▶ _What is asked_
From the entries below, copy every line where the string "Hanker" appears.

▶ _Exercise material_
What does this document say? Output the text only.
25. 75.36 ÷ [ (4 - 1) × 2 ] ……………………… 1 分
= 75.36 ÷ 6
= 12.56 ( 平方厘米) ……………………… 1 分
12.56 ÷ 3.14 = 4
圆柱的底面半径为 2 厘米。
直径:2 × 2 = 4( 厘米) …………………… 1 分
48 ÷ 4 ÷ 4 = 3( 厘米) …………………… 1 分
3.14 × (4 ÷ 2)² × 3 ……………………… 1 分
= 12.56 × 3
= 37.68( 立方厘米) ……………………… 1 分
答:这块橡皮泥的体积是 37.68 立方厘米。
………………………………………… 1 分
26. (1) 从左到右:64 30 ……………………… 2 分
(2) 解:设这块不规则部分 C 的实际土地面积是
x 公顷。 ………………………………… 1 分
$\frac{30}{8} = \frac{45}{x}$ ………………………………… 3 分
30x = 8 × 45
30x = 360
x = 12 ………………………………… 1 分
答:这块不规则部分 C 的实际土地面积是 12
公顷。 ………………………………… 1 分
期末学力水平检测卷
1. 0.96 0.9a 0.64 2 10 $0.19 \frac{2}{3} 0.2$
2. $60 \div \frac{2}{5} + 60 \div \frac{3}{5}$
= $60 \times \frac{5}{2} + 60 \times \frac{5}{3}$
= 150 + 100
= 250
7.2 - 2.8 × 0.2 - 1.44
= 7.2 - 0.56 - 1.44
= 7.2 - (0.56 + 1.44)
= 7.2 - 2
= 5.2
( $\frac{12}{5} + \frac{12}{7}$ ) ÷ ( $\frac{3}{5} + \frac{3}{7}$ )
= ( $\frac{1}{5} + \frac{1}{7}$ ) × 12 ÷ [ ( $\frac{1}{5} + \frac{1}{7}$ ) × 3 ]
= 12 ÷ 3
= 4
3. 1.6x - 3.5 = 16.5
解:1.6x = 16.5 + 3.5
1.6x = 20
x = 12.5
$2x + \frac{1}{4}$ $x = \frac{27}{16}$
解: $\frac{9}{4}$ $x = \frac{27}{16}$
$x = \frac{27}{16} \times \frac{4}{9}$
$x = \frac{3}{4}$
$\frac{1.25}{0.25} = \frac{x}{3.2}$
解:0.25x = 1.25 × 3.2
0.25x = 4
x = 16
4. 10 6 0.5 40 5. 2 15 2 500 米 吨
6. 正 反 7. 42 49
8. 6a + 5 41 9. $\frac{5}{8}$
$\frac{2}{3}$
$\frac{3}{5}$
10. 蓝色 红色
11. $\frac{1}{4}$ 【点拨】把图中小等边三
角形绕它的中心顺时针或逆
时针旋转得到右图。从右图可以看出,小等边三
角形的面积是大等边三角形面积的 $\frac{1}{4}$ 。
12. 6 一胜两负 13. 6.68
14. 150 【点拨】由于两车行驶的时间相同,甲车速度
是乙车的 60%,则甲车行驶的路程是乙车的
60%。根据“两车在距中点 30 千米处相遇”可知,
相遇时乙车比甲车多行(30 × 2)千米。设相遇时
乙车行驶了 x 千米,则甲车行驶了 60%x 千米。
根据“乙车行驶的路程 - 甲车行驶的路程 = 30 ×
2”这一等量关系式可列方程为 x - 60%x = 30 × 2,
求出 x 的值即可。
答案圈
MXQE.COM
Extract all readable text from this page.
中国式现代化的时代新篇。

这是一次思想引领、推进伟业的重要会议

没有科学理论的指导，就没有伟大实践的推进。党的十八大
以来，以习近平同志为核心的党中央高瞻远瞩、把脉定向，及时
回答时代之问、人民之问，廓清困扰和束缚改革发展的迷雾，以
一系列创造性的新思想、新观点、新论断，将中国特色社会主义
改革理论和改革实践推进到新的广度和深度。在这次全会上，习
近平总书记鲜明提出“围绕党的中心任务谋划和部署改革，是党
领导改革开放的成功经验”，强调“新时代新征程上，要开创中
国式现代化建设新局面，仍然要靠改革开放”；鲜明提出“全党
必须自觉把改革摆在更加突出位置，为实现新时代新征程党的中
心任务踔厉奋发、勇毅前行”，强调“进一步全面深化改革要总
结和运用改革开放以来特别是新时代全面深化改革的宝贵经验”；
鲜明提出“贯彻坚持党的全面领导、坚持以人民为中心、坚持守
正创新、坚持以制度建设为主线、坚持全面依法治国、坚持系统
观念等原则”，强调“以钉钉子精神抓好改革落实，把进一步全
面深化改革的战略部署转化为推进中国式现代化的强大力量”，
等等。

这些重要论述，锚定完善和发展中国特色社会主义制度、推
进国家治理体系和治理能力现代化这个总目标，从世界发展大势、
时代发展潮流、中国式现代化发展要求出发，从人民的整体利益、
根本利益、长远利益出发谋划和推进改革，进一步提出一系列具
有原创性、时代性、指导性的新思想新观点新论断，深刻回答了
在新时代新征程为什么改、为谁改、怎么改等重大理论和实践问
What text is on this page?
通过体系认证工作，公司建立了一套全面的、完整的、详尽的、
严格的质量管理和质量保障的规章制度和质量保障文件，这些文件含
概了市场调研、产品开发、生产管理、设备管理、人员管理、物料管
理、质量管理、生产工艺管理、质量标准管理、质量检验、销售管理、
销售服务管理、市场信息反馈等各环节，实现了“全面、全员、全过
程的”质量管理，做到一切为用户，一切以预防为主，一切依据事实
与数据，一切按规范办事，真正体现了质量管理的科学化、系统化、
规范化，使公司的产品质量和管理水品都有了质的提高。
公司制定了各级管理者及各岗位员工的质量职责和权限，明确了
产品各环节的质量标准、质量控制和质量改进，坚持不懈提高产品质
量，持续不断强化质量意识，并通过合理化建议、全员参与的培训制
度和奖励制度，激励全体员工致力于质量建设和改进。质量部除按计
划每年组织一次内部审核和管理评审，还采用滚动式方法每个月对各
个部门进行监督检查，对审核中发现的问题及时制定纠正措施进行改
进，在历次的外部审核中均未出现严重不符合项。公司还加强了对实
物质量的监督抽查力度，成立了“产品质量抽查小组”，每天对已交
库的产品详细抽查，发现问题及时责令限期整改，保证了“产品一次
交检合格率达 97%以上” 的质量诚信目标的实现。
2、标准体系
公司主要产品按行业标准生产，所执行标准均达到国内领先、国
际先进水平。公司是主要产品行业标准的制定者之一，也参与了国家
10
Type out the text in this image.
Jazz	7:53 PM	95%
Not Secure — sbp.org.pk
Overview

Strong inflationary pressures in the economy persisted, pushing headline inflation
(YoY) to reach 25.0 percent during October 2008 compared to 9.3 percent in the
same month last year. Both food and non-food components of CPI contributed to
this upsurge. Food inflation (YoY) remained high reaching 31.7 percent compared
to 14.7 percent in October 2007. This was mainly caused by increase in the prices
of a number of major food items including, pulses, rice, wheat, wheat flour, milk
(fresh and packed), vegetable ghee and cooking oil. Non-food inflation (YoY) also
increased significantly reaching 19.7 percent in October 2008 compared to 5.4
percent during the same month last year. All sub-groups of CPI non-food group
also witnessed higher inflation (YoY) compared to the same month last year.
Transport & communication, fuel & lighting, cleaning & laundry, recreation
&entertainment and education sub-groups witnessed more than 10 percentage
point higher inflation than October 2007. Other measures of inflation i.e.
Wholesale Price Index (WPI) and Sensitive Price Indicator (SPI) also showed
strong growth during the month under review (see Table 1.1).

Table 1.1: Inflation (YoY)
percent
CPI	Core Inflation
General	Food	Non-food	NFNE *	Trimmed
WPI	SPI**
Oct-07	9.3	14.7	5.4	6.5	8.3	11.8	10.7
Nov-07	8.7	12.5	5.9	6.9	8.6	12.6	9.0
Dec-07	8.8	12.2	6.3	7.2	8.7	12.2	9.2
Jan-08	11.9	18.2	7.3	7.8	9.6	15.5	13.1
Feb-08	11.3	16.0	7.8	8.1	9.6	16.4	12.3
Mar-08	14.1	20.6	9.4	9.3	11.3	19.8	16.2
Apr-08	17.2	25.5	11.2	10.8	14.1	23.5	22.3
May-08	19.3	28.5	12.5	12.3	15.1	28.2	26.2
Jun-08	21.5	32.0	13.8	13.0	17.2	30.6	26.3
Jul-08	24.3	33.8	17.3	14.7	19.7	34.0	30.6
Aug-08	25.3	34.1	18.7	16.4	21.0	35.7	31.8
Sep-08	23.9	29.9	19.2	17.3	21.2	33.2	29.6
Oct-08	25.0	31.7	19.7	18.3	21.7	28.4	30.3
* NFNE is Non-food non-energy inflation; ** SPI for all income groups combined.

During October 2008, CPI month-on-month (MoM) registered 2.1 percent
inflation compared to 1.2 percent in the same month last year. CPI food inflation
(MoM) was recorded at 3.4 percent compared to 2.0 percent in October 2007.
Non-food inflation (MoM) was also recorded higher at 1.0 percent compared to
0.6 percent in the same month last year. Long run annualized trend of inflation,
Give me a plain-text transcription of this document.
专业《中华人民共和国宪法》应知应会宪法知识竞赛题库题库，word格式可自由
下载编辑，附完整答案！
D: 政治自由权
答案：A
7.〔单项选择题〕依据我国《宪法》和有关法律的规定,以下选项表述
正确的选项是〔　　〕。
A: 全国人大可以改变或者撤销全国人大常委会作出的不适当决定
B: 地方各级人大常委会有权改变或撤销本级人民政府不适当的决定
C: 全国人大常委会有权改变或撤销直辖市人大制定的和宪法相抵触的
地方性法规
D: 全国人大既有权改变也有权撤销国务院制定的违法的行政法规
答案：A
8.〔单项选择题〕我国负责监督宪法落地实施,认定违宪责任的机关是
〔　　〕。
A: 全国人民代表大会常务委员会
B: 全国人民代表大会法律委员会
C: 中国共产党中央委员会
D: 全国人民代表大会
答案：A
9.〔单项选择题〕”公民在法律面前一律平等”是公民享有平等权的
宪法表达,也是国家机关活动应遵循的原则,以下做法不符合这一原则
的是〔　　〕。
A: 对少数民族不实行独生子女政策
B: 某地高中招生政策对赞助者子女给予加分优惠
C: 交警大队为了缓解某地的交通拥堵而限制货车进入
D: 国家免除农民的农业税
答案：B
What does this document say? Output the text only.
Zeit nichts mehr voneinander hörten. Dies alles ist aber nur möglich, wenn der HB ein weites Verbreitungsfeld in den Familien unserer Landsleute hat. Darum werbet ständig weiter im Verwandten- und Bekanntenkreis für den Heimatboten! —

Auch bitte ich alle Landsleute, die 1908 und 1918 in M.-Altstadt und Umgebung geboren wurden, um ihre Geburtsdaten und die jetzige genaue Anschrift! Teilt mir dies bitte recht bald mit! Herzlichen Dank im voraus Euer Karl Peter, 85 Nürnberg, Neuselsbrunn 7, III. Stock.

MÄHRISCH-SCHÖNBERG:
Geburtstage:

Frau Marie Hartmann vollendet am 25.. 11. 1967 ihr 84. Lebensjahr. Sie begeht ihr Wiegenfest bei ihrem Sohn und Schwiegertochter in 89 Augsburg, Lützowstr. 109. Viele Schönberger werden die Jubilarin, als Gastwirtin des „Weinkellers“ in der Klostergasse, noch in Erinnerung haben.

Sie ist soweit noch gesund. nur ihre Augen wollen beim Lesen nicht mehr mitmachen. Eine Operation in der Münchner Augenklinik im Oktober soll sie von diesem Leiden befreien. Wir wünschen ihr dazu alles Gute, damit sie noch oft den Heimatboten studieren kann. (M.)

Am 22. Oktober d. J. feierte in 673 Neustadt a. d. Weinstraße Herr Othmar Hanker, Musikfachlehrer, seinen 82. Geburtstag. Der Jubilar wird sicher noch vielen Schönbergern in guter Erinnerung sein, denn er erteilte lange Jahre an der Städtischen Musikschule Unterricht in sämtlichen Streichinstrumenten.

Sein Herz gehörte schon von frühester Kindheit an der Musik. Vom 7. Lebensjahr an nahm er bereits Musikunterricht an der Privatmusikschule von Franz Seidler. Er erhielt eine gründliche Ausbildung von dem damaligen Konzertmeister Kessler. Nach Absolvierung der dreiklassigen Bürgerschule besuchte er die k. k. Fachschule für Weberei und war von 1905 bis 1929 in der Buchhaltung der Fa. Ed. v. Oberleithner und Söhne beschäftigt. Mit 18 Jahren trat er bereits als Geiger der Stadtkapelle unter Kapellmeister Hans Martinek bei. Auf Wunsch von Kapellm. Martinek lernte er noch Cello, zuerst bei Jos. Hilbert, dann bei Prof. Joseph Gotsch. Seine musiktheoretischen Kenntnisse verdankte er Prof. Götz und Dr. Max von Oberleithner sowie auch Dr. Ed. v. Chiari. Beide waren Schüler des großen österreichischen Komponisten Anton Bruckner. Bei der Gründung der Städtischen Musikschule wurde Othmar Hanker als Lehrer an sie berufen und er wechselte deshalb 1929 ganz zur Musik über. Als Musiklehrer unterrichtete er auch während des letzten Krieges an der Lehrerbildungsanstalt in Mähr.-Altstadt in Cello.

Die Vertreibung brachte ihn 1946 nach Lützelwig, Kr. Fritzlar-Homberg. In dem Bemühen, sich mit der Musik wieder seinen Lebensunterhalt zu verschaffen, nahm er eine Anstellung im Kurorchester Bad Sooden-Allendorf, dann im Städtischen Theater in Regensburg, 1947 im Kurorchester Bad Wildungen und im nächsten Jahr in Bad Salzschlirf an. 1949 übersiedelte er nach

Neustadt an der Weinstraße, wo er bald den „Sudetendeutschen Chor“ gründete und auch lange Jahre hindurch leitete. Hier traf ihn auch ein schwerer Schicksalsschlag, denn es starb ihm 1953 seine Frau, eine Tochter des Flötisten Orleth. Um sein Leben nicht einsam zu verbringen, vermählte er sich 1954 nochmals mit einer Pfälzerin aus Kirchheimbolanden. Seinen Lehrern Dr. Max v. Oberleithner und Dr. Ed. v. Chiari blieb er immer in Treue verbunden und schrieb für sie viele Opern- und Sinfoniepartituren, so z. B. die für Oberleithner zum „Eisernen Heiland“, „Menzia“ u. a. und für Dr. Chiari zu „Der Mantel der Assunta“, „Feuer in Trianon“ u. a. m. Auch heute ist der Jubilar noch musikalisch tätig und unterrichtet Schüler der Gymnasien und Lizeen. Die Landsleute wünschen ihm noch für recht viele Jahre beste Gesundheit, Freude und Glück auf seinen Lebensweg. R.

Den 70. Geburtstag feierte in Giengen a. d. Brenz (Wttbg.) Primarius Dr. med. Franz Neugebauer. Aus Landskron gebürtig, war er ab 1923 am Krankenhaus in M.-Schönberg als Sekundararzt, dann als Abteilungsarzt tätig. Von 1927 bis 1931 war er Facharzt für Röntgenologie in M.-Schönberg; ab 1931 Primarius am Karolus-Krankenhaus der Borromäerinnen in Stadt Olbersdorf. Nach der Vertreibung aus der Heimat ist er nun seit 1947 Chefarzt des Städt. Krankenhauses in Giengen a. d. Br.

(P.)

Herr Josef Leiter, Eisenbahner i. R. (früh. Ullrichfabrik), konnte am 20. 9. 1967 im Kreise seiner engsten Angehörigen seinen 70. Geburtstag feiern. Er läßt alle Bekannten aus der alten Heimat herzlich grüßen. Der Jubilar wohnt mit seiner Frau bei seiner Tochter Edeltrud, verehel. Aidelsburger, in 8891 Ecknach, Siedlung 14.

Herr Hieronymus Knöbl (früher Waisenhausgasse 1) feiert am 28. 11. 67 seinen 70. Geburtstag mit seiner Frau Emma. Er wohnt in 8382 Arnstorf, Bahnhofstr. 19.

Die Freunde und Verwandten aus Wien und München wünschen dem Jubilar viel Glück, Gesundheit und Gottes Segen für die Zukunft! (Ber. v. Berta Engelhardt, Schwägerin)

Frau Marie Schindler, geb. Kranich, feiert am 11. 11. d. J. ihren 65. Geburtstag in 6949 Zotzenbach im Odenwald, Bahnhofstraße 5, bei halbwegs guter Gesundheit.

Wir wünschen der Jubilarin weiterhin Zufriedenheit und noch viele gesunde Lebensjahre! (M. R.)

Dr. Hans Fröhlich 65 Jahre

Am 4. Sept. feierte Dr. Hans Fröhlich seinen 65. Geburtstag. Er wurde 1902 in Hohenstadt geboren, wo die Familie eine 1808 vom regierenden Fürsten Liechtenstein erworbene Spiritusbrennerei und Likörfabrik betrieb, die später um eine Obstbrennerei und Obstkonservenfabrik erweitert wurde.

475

▶ _Finished exercise_
Am 22. Oktober d. J. feierte in 673 Neustadt a. d. Weinstraße Herr Othmar Hanker, Musikfachlehrer, seinen 82. Geburtstag. Der Jubilar wird sicher noch vielen Schönbergern in guter Erinnerung sein, denn er erteilte lange Jahre an der Städtischen Musikschule Unterricht in sämtlichen Streichinstrumenten.
Sein Herz gehörte schon von frühester Kindheit an der Musik. Vom 7. Lebensjahr an nahm er bereits Musikunterricht an der Privatmusikschule von Franz Seidler. Er erhielt eine gründliche Ausbildung von dem damaligen Konzertmeister Kessler. Nach Absolvierung der dreiklassigen Bürgerschule besuchte er die k. k. Fachschule für Weberei und war von 1905 bis 1929 in der Buchhaltung der Fa. Ed. v. Oberleithner und Söhne beschäftigt. Mit 18 Jahren trat er bereits als Geiger der Stadtkapelle unter Kapellmeister Hans Martinek bei. Auf Wunsch von Kapellm. Martinek lernte er noch Cello, zuerst bei Jos. Hilbert, dann bei Prof. Joseph Gotsch. Seine musiktheoretischen Kenntnisse verdankte er Prof. Götz und Dr. Max von Oberleithner sowie auch Dr. Ed. v. Chiari. Beide waren Schüler des großen österreichischen Komponisten Anton Bruckner. Bei der Gründung der Städtischen Musikschule wurde Othmar Hanker als Lehrer an sie berufen und er wechselte deshalb 1929 ganz zur Musik über. Als Musiklehrer unterrichtete er auch während des letzten Krieges an der Lehrerbildungsanstalt in Mähr.-Altstadt in Cello.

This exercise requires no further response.